**Task description**
Reproduce all the entries exactly.

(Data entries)
++++++++

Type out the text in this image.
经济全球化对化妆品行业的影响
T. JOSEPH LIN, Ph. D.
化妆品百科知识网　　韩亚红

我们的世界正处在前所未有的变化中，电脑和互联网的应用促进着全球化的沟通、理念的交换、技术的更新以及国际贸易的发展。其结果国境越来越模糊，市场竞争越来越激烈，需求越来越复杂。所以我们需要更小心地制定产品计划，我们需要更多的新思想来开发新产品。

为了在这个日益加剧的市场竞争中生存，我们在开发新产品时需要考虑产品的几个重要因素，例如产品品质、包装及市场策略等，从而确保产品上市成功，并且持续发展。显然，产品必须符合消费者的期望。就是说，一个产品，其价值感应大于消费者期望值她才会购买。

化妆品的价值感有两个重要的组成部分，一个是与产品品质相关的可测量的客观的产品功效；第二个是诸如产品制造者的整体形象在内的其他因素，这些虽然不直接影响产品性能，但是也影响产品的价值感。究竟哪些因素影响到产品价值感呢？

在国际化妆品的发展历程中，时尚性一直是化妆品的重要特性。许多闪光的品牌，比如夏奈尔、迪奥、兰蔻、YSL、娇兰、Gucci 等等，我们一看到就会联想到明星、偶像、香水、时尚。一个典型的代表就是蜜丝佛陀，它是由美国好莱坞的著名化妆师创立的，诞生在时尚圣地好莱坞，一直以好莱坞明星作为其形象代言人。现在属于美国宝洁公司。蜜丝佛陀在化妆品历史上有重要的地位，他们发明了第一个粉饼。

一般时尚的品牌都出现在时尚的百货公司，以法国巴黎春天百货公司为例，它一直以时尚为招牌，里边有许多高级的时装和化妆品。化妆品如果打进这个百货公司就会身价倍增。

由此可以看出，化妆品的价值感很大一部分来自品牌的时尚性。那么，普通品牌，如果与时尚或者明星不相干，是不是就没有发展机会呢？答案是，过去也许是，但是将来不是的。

++++++++

**Output**
Type out the text in this image.
经济全球化对化妆品行业的影响
T. JOSEPH LIN, Ph. D.
化妆品百科知识网　　韩亚红

我们的世界正处在前所未有的变化中，电脑和互联网的应用促进着全球化的沟通、理念的交换、技术的更新以及国际贸易的发展。其结果国境越来越模糊，市场竞争越来越激烈，需求越来越复杂。所以我们需要更小心地制定产品计划，我们需要更多的新思想来开发新产品。

为了在这个日益加剧的市场竞争中生存，我们在开发新产品时需要考虑产品的几个重要因素，例如产品品质、包装及市场策略等，从而确保产品上市成功，并且持续发展。显然，产品必须符合消费者的期望。就是说，一个产品，其价值感应大于消费者期望值她才会购买。

化妆品的价值感有两个重要的组成部分，一个是与产品品质相关的可测量的客观的产品功效；第二个是诸如产品制造者的整体形象在内的其他因素，这些虽然不直接影响产品性能，但是也影响产品的价值感。究竟哪些因素影响到产品价值感呢？

在国际化妆品的发展历程中，时尚性一直是化妆品的重要特性。许多闪光的品牌，比如夏奈尔、迪奥、兰蔻、YSL、娇兰、Gucci 等等，我们一看到就会联想到明星、偶像、香水、时尚。一个典型的代表就是蜜丝佛陀，它是由美国好莱坞的著名化妆师创立的，诞生在时尚圣地好莱坞，一直以好莱坞明星作为其形象代言人。现在属于美国宝洁公司。蜜丝佛陀在化妆品历史上有重要的地位，他们发明了第一个粉饼。

一般时尚的品牌都出现在时尚的百货公司，以法国巴黎春天百货公司为例，它一直以时尚为招牌，里边有许多高级的时装和化妆品。化妆品如果打进这个百货公司就会身价倍增。

由此可以看出，化妆品的价值感很大一部分来自品牌的时尚性。那么，普通品牌，如果与时尚或者明星不相干，是不是就没有发展机会呢？答案是，过去也许是，但是将来不是的。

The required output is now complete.